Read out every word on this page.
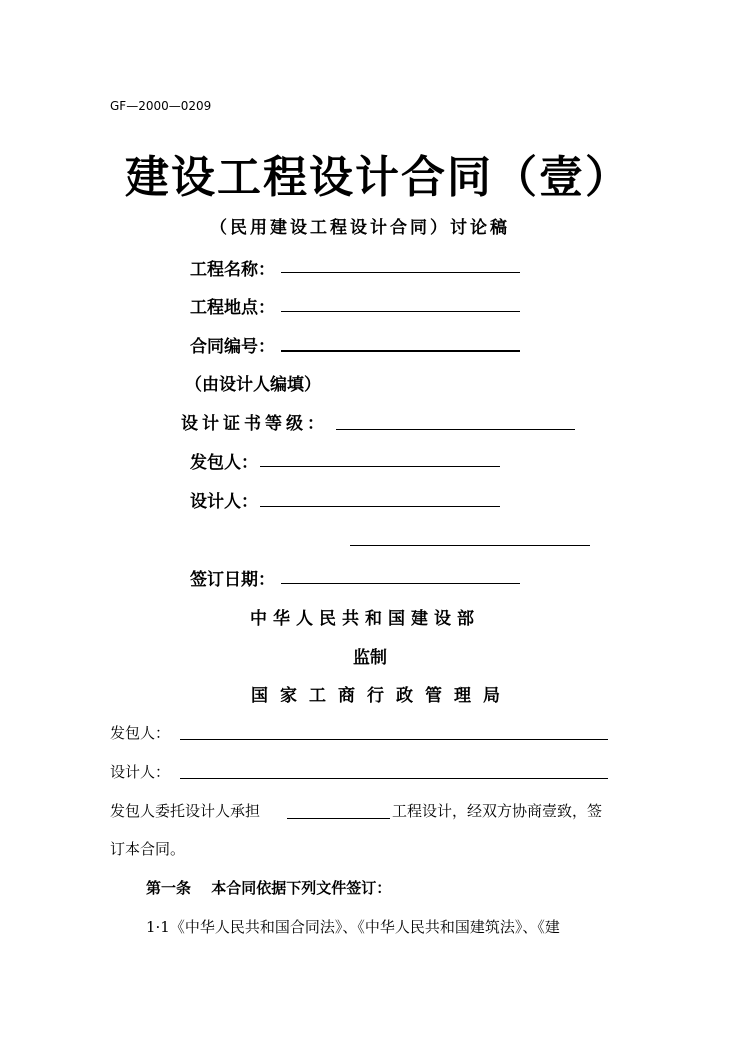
GF—2000—0209
建设工程设计合同（壹）
（民用建设工程设计合同）讨论稿
工程名称：
工程地点：
合同编号：
（由设计人编填）
设计证书等级：
发包人：
设计人：
签订日期：
中华人民共和国建设部
监制
国家工商行政管理局
发包人：
设计人：
发包人委托设计人承担	工程设计，经双方协商壹致，签
订本合同。
第一条　 本合同依据下列文件签订：
1·1《中华人民共和国合同法》、《中华人民共和国建筑法》、《建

· · · ·

What you will do |
Word for word, quote the full listing, omitting every picture.

Exercise answer |
Read out every word on this page.
GF—2000—0209
建设工程设计合同（壹）
（民用建设工程设计合同）讨论稿
工程名称：
工程地点：
合同编号：
（由设计人编填）
设计证书等级：
发包人：
设计人：
签订日期：
中华人民共和国建设部
监制
国家工商行政管理局
发包人：
设计人：
发包人委托设计人承担	工程设计，经双方协商壹致，签
订本合同。
第一条　 本合同依据下列文件签订：
1·1《中华人民共和国合同法》、《中华人民共和国建筑法》、《建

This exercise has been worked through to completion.